— Start of Data for this task —
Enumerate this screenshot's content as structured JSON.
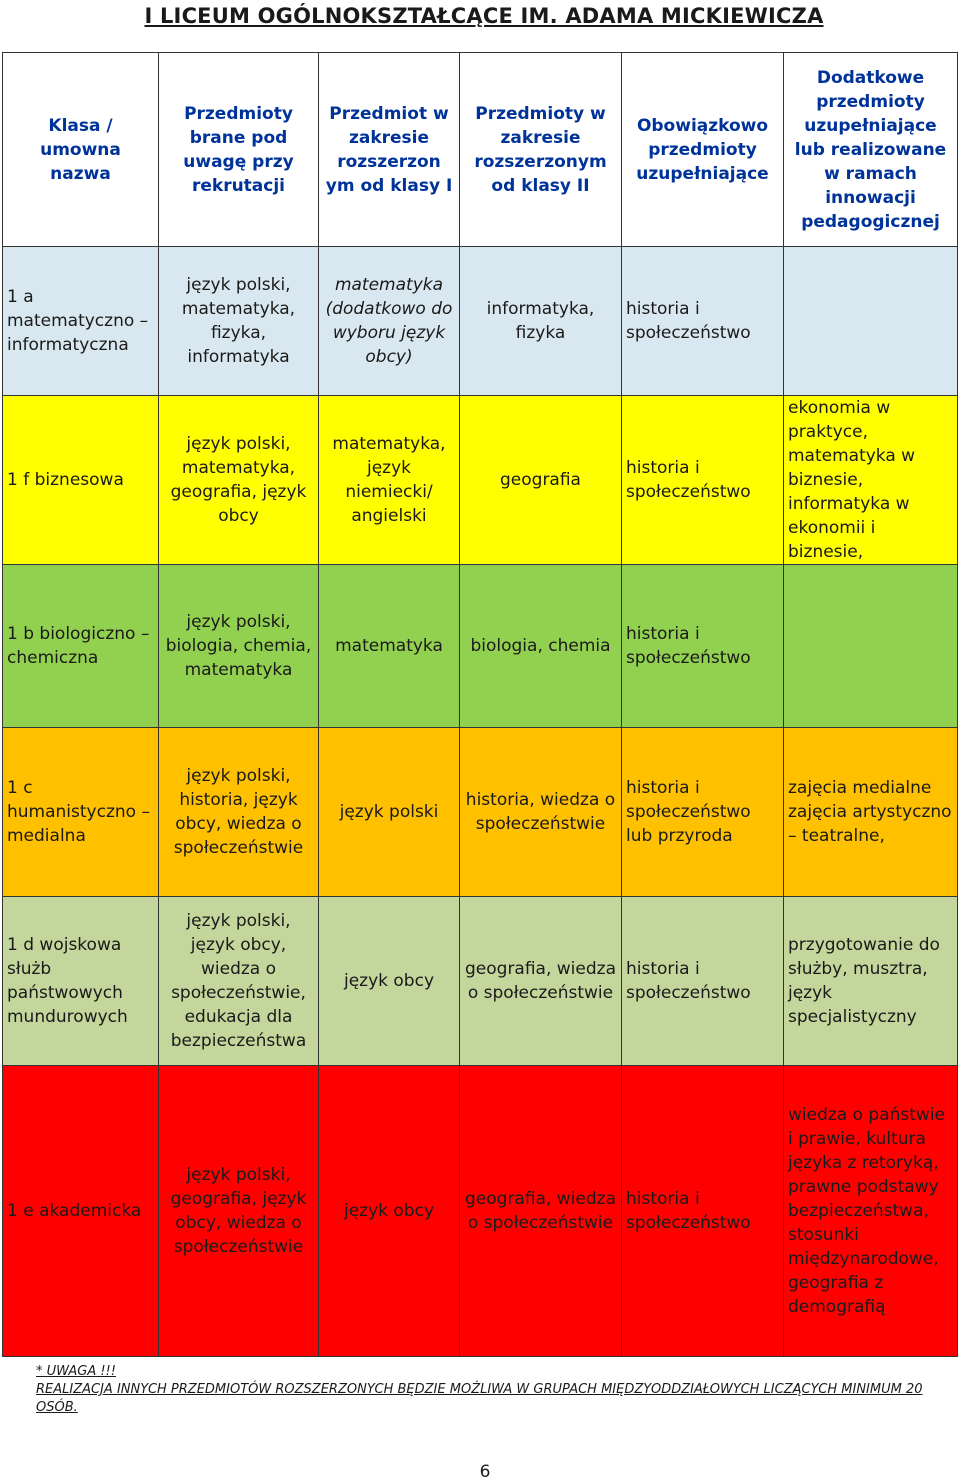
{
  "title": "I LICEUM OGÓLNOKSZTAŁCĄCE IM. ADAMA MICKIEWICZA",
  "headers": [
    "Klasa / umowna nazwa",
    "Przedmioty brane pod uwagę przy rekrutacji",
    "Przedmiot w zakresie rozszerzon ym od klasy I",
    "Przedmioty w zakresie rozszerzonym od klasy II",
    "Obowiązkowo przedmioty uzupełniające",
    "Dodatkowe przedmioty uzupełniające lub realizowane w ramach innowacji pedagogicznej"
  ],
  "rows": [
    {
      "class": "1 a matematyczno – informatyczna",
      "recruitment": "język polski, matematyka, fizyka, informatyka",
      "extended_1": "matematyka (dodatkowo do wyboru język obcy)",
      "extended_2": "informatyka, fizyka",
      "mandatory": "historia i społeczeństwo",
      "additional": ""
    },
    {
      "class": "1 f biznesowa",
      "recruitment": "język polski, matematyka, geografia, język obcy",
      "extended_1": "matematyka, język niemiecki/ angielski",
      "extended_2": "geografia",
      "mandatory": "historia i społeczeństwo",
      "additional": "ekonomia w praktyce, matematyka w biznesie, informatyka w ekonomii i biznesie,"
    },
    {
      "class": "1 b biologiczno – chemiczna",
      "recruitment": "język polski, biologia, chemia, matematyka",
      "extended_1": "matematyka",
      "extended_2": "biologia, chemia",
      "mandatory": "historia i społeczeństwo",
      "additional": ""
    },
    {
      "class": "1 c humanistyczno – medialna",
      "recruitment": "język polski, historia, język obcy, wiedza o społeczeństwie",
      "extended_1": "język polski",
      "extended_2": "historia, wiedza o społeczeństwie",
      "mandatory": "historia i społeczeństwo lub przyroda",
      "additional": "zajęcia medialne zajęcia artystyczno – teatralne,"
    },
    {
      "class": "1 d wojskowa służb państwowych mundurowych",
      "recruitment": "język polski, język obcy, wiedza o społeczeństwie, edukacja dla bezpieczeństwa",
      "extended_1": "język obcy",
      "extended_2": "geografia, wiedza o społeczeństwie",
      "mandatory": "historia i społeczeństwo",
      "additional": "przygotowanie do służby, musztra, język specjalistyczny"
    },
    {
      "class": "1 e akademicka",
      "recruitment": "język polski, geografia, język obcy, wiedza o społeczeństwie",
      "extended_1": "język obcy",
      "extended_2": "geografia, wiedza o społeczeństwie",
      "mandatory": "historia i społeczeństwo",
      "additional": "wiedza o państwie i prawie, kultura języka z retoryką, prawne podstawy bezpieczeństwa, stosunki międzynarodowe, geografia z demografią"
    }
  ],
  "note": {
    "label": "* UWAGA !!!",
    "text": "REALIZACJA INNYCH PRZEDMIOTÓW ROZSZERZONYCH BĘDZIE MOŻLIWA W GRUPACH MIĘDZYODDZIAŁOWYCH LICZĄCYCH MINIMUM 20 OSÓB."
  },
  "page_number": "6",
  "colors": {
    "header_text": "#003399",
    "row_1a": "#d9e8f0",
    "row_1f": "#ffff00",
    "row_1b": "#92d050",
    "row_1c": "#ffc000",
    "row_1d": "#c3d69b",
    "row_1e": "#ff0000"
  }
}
— End of Data for this task —
— Start of Data for this task —
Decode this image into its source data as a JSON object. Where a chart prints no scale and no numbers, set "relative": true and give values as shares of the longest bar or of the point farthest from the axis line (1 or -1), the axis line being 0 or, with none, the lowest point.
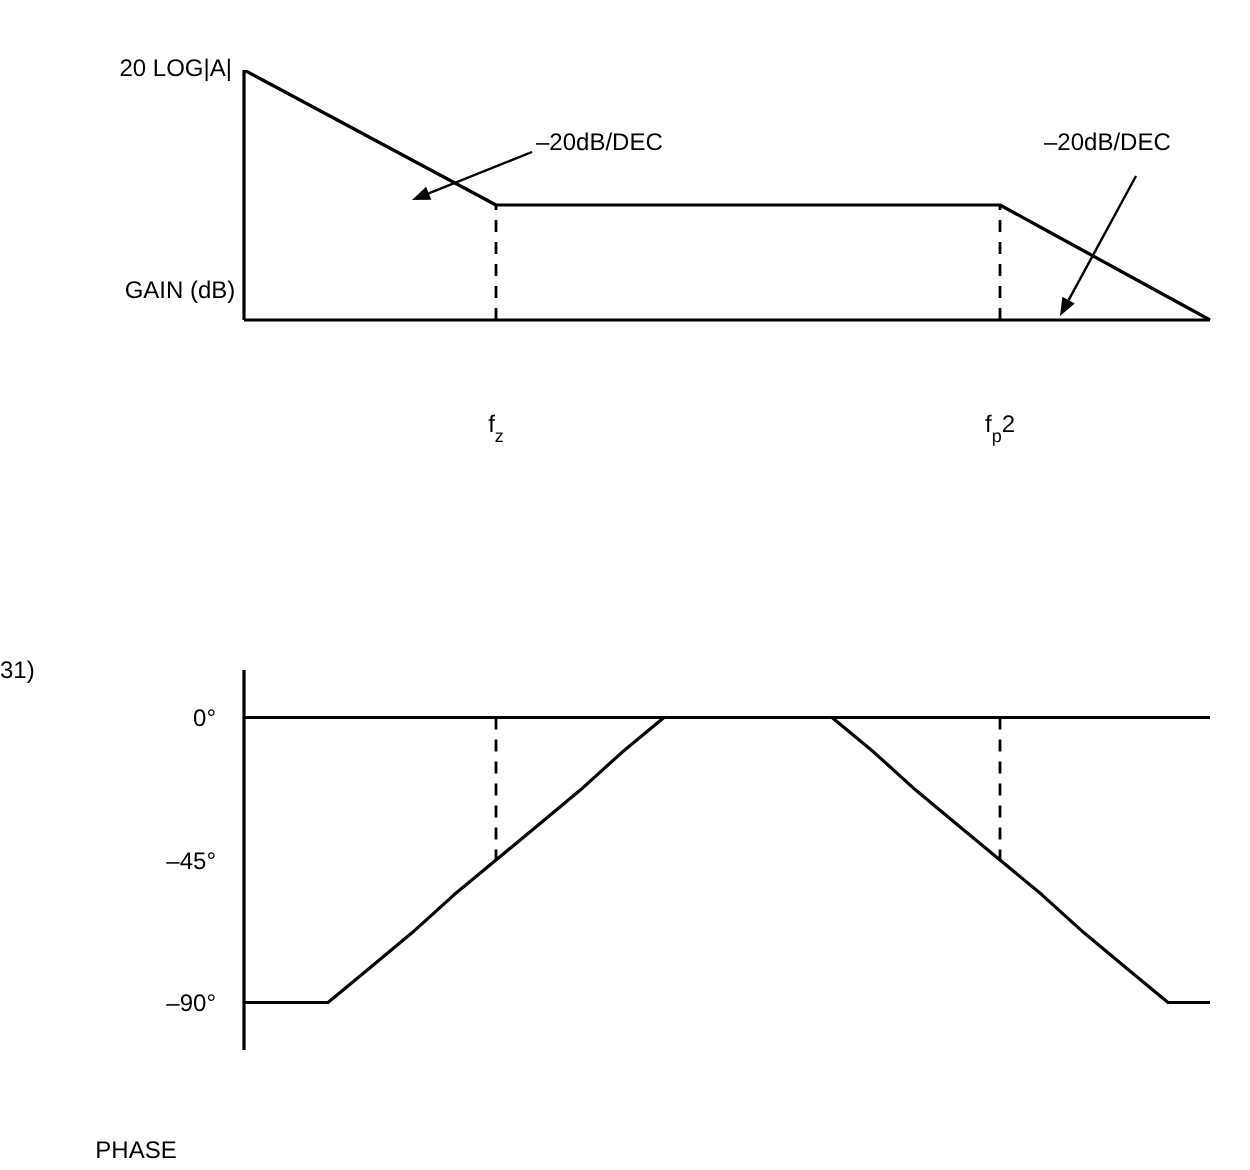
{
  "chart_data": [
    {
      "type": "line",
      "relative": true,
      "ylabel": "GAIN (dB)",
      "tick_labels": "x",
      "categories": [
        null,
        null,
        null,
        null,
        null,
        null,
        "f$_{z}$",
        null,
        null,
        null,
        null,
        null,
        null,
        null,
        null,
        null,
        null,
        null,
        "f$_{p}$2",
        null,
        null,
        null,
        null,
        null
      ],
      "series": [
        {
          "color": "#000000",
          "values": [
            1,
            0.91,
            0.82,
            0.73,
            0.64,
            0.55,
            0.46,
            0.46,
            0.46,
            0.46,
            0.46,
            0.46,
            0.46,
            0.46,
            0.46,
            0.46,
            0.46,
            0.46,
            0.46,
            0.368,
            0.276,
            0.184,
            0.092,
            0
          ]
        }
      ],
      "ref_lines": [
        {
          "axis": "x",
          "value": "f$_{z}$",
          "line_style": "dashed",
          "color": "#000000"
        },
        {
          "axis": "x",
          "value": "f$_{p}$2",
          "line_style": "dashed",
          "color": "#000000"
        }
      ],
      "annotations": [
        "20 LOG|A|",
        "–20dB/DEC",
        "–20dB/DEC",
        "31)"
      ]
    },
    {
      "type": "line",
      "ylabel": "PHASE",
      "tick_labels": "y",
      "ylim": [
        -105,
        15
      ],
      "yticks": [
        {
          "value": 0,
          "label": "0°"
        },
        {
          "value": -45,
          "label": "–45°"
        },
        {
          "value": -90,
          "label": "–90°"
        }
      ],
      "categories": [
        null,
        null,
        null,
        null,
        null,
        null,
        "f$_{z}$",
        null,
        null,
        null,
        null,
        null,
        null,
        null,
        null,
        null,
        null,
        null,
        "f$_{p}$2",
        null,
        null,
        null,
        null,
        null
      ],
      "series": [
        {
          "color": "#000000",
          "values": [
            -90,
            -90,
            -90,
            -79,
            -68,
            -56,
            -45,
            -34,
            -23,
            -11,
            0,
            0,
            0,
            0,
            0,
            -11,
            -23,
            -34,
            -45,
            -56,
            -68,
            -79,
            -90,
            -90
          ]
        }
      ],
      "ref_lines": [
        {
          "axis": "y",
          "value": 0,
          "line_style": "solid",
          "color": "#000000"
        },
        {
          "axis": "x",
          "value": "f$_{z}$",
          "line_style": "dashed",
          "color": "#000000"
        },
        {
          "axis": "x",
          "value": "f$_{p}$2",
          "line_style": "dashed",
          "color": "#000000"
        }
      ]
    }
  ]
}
— End of Data for this task —
Search the entries for the word "bezpieczeństwa" and copy every line that has it.

      "recruitment": "język polski, język obcy, wiedza o społeczeństwie, edukacja dla bezpieczeństwa",
      "additional": "wiedza o państwie i prawie, kultura języka z retoryką, prawne podstawy bezpieczeństwa, stosunki międzynarodowe, geografia z demografią"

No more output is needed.